[Data records]
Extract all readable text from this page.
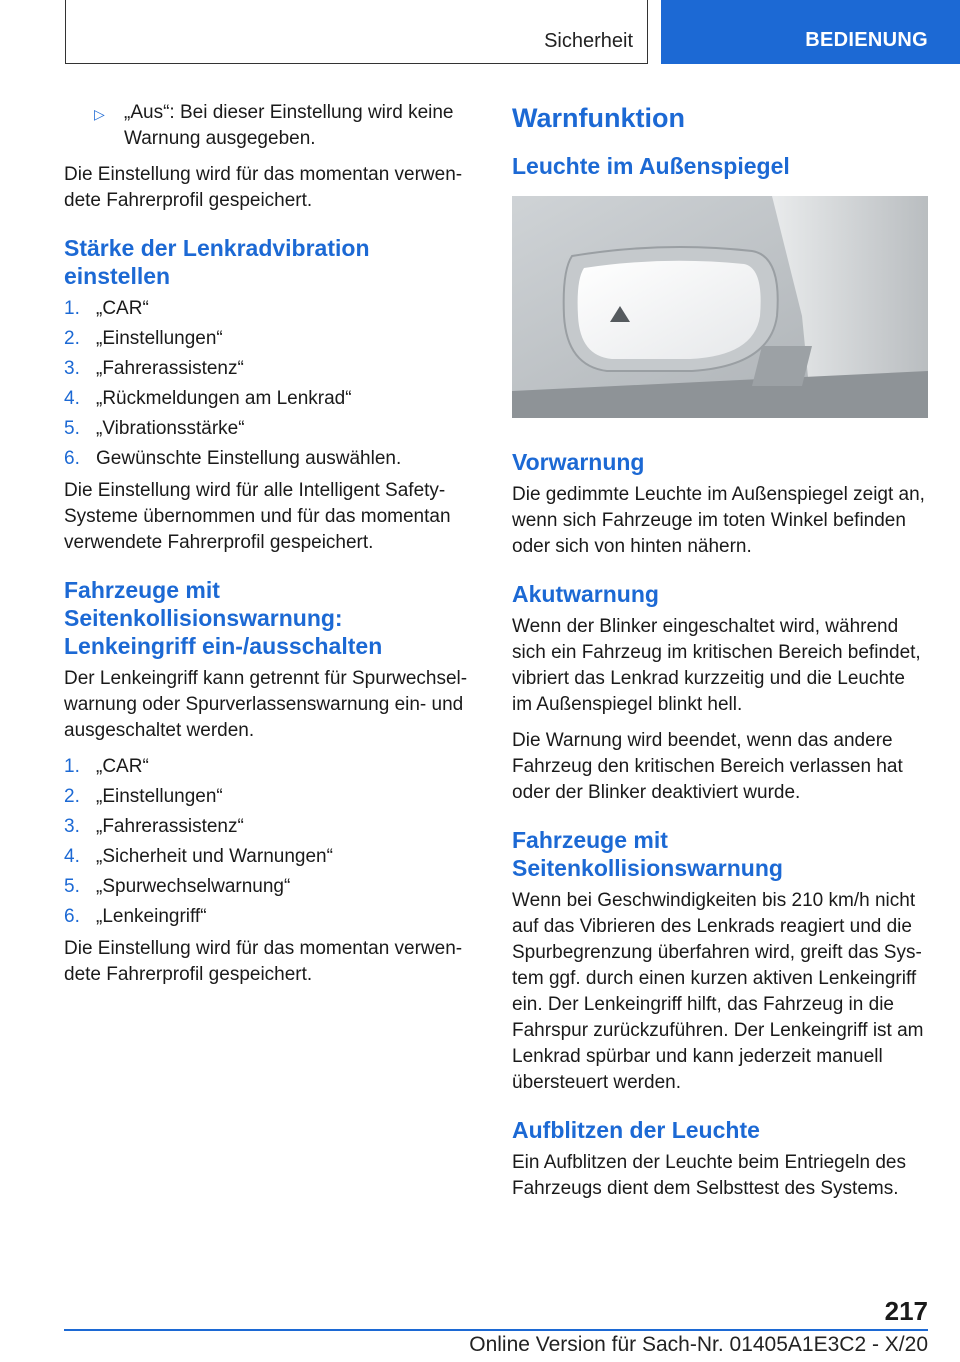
Sicherheit	BEDIENUNG

▷ „Aus“: Bei dieser Einstellung wird keine Warnung ausgegeben.

Die Einstellung wird für das momentan verwendete Fahrerprofil gespeichert.

Stärke der Lenkradvibration einstellen
1. „CAR“
2. „Einstellungen“
3. „Fahrerassistenz“
4. „Rückmeldungen am Lenkrad“
5. „Vibrationsstärke“
6. Gewünschte Einstellung auswählen.

Die Einstellung wird für alle Intelligent Safety-Systeme übernommen und für das momentan verwendete Fahrerprofil gespeichert.

Fahrzeuge mit Seitenkollisionswarnung: Lenkeingriff ein-/ausschalten

Der Lenkeingriff kann getrennt für Spurwechselwarnung oder Spurverlassenswarnung ein- und ausgeschaltet werden.

1. „CAR“
2. „Einstellungen“
3. „Fahrerassistenz“
4. „Sicherheit und Warnungen“
5. „Spurwechselwarnung“
6. „Lenkeingriff“

Die Einstellung wird für das momentan verwendete Fahrerprofil gespeichert.

Warnfunktion
Leuchte im Außenspiegel
Vorwarnung

Die gedimmte Leuchte im Außenspiegel zeigt an, wenn sich Fahrzeuge im toten Winkel befinden oder sich von hinten nähern.

Akutwarnung

Wenn der Blinker eingeschaltet wird, während sich ein Fahrzeug im kritischen Bereich befindet, vibriert das Lenkrad kurzzeitig und die Leuchte im Außenspiegel blinkt hell.

Die Warnung wird beendet, wenn das andere Fahrzeug den kritischen Bereich verlassen hat oder der Blinker deaktiviert wurde.

Fahrzeuge mit Seitenkollisionswarnung

Wenn bei Geschwindigkeiten bis 210 km/h nicht auf das Vibrieren des Lenkrads reagiert und die Spurbegrenzung überfahren wird, greift das System ggf. durch einen kurzen aktiven Lenkeingriff ein. Der Lenkeingriff hilft, das Fahrzeug in die Fahrspur zurückzuführen. Der Lenkeingriff ist am Lenkrad spürbar und kann jederzeit manuell übersteuert werden.

Aufblitzen der Leuchte

Ein Aufblitzen der Leuchte beim Entriegeln des Fahrzeugs dient dem Selbsttest des Systems.

217
Online Version für Sach-Nr. 01405A1E3C2 - X/20
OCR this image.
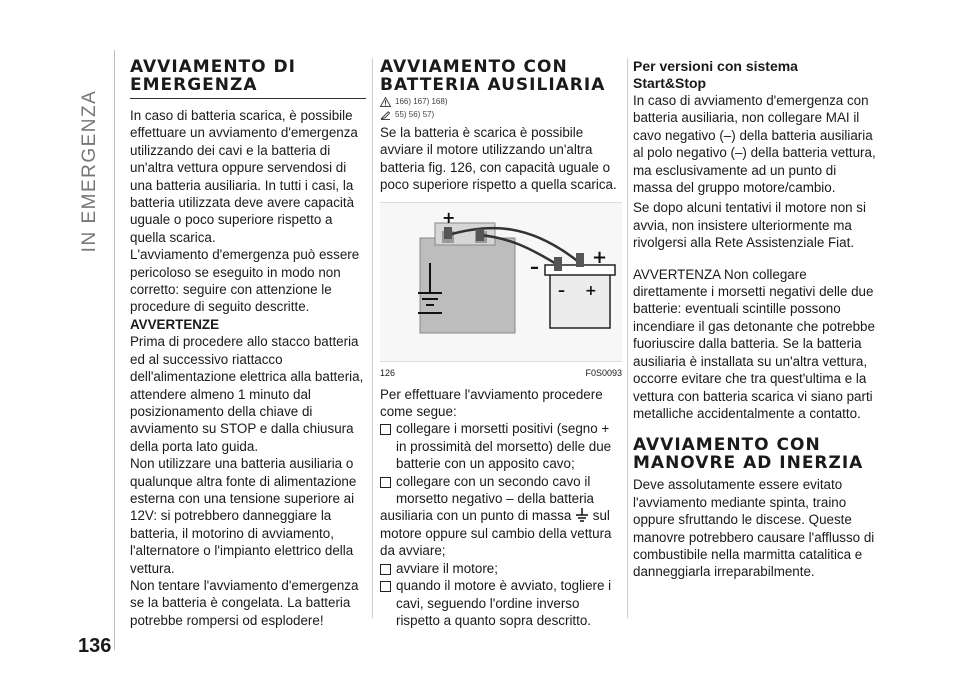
IN EMERGENZA
136
AVVIAMENTO DI
EMERGENZA

In caso di batteria scarica, è possibile effettuare un avviamento d'emergenza utilizzando dei cavi e la batteria di un'altra vettura oppure servendosi di una batteria ausiliaria. In tutti i casi, la batteria utilizzata deve avere capacità uguale o poco superiore rispetto a quella scarica.

L'avviamento d'emergenza può essere pericoloso se eseguito in modo non corretto: seguire con attenzione le procedure di seguito descritte.

AVVERTENZE

Prima di procedere allo stacco batteria ed al successivo riattacco dell'alimentazione elettrica alla batteria, attendere almeno 1 minuto dal posizionamento della chiave di avviamento su STOP e dalla chiusura della porta lato guida.

Non utilizzare una batteria ausiliaria o qualunque altra fonte di alimentazione esterna con una tensione superiore ai 12V: si potrebbero danneggiare la batteria, il motorino di avviamento, l'alternatore o l'impianto elettrico della vettura.

Non tentare l'avviamento d'emergenza se la batteria è congelata. La batteria potrebbe rompersi od esplodere!

AVVIAMENTO CON
BATTERIA AUSILIARIA
166) 167) 168)
55) 56) 57)

Se la batteria è scarica è possibile avviare il motore utilizzando un'altra batteria fig. 126, con capacità uguale o poco superiore rispetto a quella scarica.

+
– +
–	+
126	F0S0093

Per effettuare l'avviamento procedere come segue:

collegare i morsetti positivi (segno + in prossimità del morsetto) delle due batterie con un apposito cavo;

collegare con un secondo cavo il morsetto negativo – della batteria

ausiliaria con un punto di massa sul motore oppure sul cambio della vettura da avviare;

avviare il motore;

quando il motore è avviato, togliere i cavi, seguendo l'ordine inverso rispetto a quanto sopra descritto.

Per versioni con sistema
Start&Stop

In caso di avviamento d'emergenza con batteria ausiliaria, non collegare MAI il cavo negativo (–) della batteria ausiliaria al polo negativo (–) della batteria vettura, ma esclusivamente ad un punto di massa del gruppo motore/cambio.

Se dopo alcuni tentativi il motore non si avvia, non insistere ulteriormente ma rivolgersi alla Rete Assistenziale Fiat.

AVVERTENZA Non collegare direttamente i morsetti negativi delle due batterie: eventuali scintille possono incendiare il gas detonante che potrebbe fuoriuscire dalla batteria. Se la batteria ausiliaria è installata su un'altra vettura, occorre evitare che tra quest'ultima e la vettura con batteria scarica vi siano parti metalliche accidentalmente a contatto.

AVVIAMENTO CON
MANOVRE AD INERZIA

Deve assolutamente essere evitato l'avviamento mediante spinta, traino oppure sfruttando le discese. Queste manovre potrebbero causare l'afflusso di combustibile nella marmitta catalitica e danneggiarla irreparabilmente.
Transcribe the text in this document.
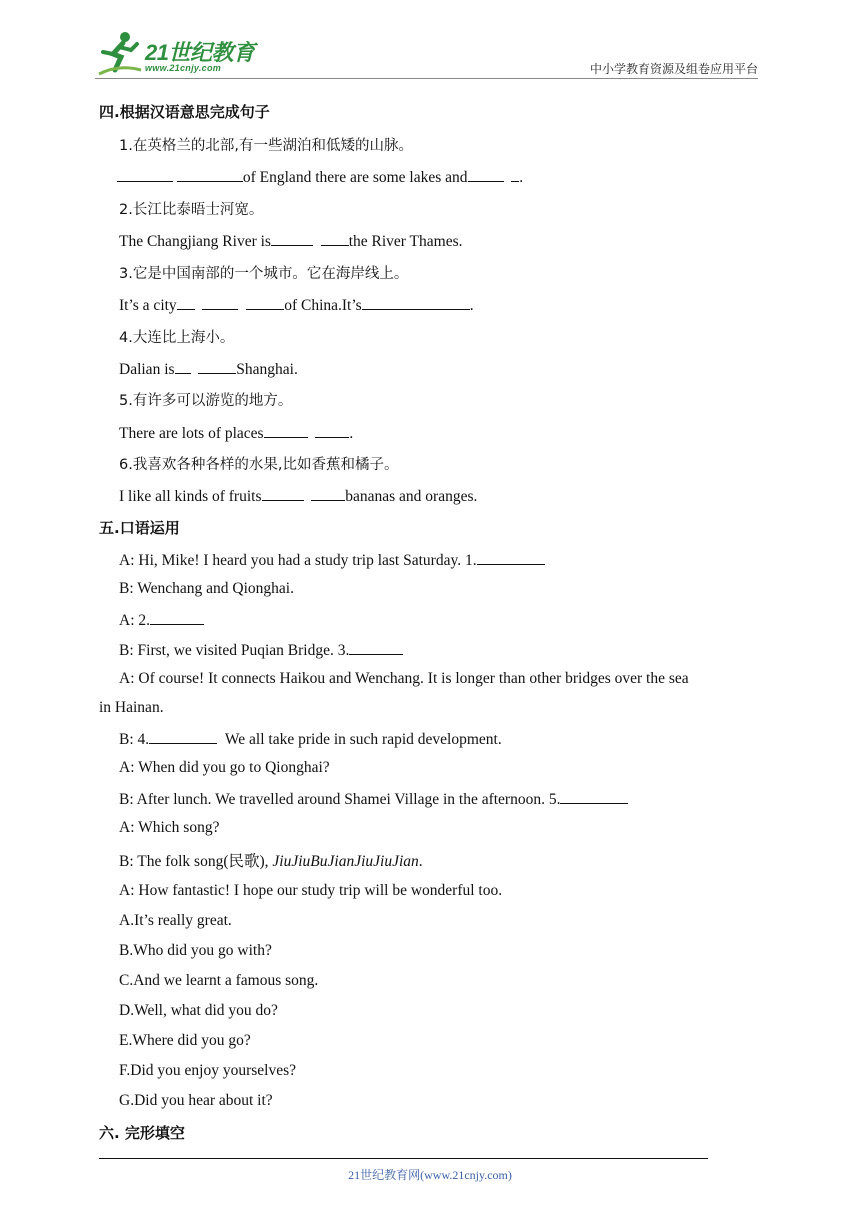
21世纪教育
www.21cnjy.com	中小学教育资源及组卷应用平台
四.根据汉语意思完成句子
1.在英格兰的北部,有一些湖泊和低矮的山脉。
of England there are some lakes and	.
2.长江比泰晤士河宽。
The Changjiang River is	the River Thames.
3.它是中国南部的一个城市。它在海岸线上。
It’s a city	of China.It’s	.
4.大连比上海小。
Dalian is	Shanghai.
5.有许多可以游览的地方。
There are lots of places	.
6.我喜欢各种各样的水果,比如香蕉和橘子。
I like all kinds of fruits	bananas and oranges.
五.口语运用
A: Hi, Mike! I heard you had a study trip last Saturday. 1.
B: Wenchang and Qionghai.
A: 2.
B: First, we visited Puqian Bridge. 3.
A: Of course! It connects Haikou and Wenchang. It is longer than other bridges over the sea
in Hainan.
B: 4.	We all take pride in such rapid development.
A: When did you go to Qionghai?
B: After lunch. We travelled around Shamei Village in the afternoon. 5.
A: Which song?
B: The folk song(民歌), JiuJiuBuJianJiuJiuJian.
A: How fantastic! I hope our study trip will be wonderful too.
A.It’s really great.
B.Who did you go with?
C.And we learnt a famous song.
D.Well, what did you do?
E.Where did you go?
F.Did you enjoy yourselves?
G.Did you hear about it?
六. 完形填空
21世纪教育网(www.21cnjy.com)
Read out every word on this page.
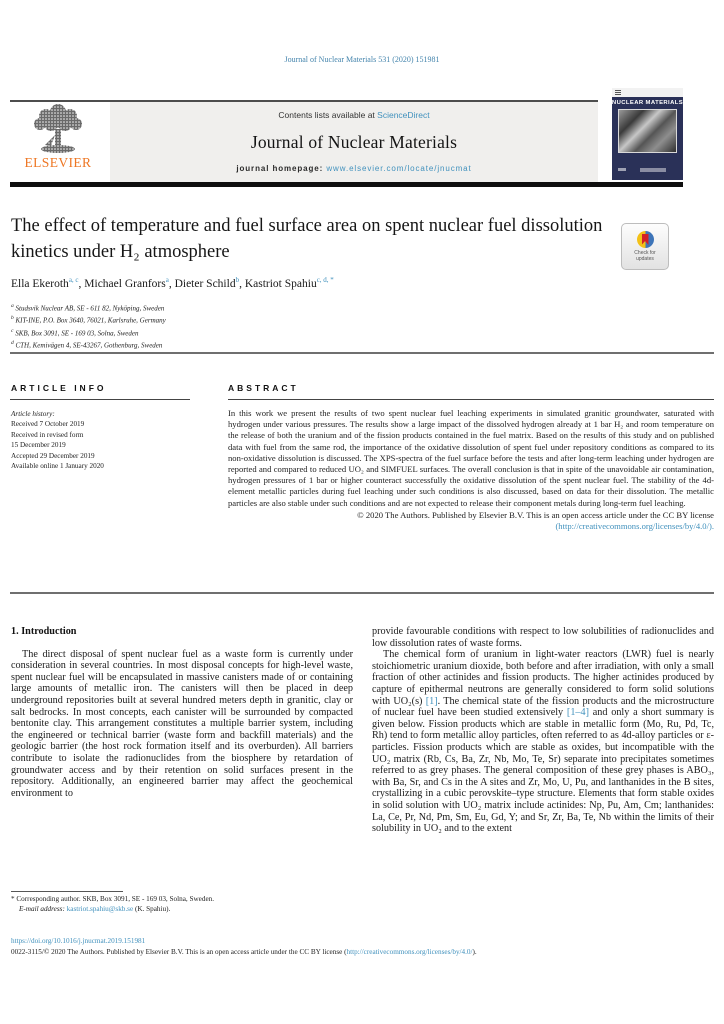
Journal of Nuclear Materials 531 (2020) 151981
ELSEVIER
Contents lists available at ScienceDirect
Journal of Nuclear Materials
journal homepage: www.elsevier.com/locate/jnucmat
NUCLEAR MATERIALS
The effect of temperature and fuel surface area on spent nuclear fuel dissolution kinetics under H₂ atmosphere	Check for updates
Ella Ekeroth$^{a, c}$, Michael Granfors$^a$, Dieter Schild$^b$, Kastriot Spahiu$^{c, d, *}$
$^a$ Studsvik Nuclear AB, SE - 611 82, Nyköping, Sweden
$^b$ KIT-INE, P.O. Box 3640, 76021, Karlsruhe, Germany
$^c$ SKB, Box 3091, SE - 169 03, Solna, Sweden
$^d$ CTH, Kemivägen 4, SE-43267, Gothenburg, Sweden
ARTICLE INFO	ABSTRACT
Article history:
Received 7 October 2019
Received in revised form
15 December 2019
Accepted 29 December 2019
Available online 1 January 2020

In this work we present the results of two spent nuclear fuel leaching experiments in simulated granitic groundwater, saturated with hydrogen under various pressures. The results show a large impact of the dissolved hydrogen already at 1 bar H₂ and room temperature on the release of both the uranium and of the fission products contained in the fuel matrix. Based on the results of this study and on published data with fuel from the same rod, the importance of the oxidative dissolution of spent fuel under repository conditions as compared to its non-oxidative dissolution is discussed. The XPS-spectra of the fuel surface before the tests and after long-term leaching under hydrogen are reported and compared to reduced UO₂ and SIMFUEL surfaces. The overall conclusion is that in spite of the unavoidable air contamination, hydrogen pressures of 1 bar or higher counteract successfully the oxidative dissolution of the spent nuclear fuel. The stability of the 4d-element metallic particles during fuel leaching under such conditions is also discussed, based on data for their dissolution. The metallic particles are also stable under such conditions and are not expected to release their component metals during long-term fuel leaching.

© 2020 The Authors. Published by Elsevier B.V. This is an open access article under the CC BY license
(http://creativecommons.org/licenses/by/4.0/).
1. Introduction

The direct disposal of spent nuclear fuel as a waste form is currently under consideration in several countries. In most disposal concepts for high-level waste, spent nuclear fuel will be encapsulated in massive canisters made of or containing large amounts of metallic iron. The canisters will then be placed in deep underground repositories built at several hundred meters depth in granitic, clay or salt bedrocks. In most concepts, each canister will be surrounded by compacted bentonite clay. This arrangement constitutes a multiple barrier system, including the engineered or technical barrier (waste form and backfill materials) and the geologic barrier (the host rock formation itself and its overburden). All barriers contribute to isolate the radionuclides from the biosphere by retardation of groundwater access and by their retention on solid surfaces present in the repository. Additionally, an engineered barrier may affect the geochemical environment to

provide favourable conditions with respect to low solubilities of radionuclides and low dissolution rates of waste forms.

The chemical form of uranium in light-water reactors (LWR) fuel is nearly stoichiometric uranium dioxide, both before and after irradiation, with only a small fraction of other actinides and fission products. The higher actinides produced by capture of epithermal neutrons are generally considered to form solid solutions with UO₂(s) [1]. The chemical state of the fission products and the microstructure of nuclear fuel have been studied extensively [1–4] and only a short summary is given below. Fission products which are stable in metallic form (Mo, Ru, Pd, Tc, Rh) tend to form metallic alloy particles, often referred to as 4d-alloy particles or ε-particles. Fission products which are stable as oxides, but incompatible with the UO₂ matrix (Rb, Cs, Ba, Zr, Nb, Mo, Te, Sr) separate into precipitates sometimes referred to as grey phases. The general composition of these grey phases is ABO₃, with Ba, Sr, and Cs in the A sites and Zr, Mo, U, Pu, and lanthanides in the B sites, crystallizing in a cubic perovskite–type structure. Elements that form stable oxides in solid solution with UO₂ matrix include actinides: Np, Pu, Am, Cm; lanthanides: La, Ce, Pr, Nd, Pm, Sm, Eu, Gd, Y; and Sr, Zr, Ba, Te, Nb within the limits of their solubility in UO₂ and to the extent

* Corresponding author. SKB, Box 3091, SE - 169 03, Solna, Sweden.
E-mail address: kastriot.spahiu@skb.se (K. Spahiu).
https://doi.org/10.1016/j.jnucmat.2019.151981
0022-3115/© 2020 The Authors. Published by Elsevier B.V. This is an open access article under the CC BY license (http://creativecommons.org/licenses/by/4.0/).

• **Goal**: Find every line with "Received" in the listing and state how many there are, nothing else.

• **Written answer**: 2